=== REQUIREMENTS ===
List all lines of the data that include the string "Aging".

=== DATA FOR THE TASK ===
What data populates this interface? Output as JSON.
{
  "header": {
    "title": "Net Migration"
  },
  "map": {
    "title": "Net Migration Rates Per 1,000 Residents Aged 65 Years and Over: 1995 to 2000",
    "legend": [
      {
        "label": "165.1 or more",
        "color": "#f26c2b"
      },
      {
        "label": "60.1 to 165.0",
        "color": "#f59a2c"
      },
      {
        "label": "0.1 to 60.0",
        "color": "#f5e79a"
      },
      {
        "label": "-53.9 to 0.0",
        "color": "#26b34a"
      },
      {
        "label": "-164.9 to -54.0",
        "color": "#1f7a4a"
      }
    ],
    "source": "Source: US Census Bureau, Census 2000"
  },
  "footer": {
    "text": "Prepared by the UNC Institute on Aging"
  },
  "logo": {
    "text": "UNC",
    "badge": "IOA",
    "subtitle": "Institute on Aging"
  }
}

=== TASK OUTPUT ===
    "text": "Prepared by the UNC Institute on Aging"
    "subtitle": "Institute on Aging"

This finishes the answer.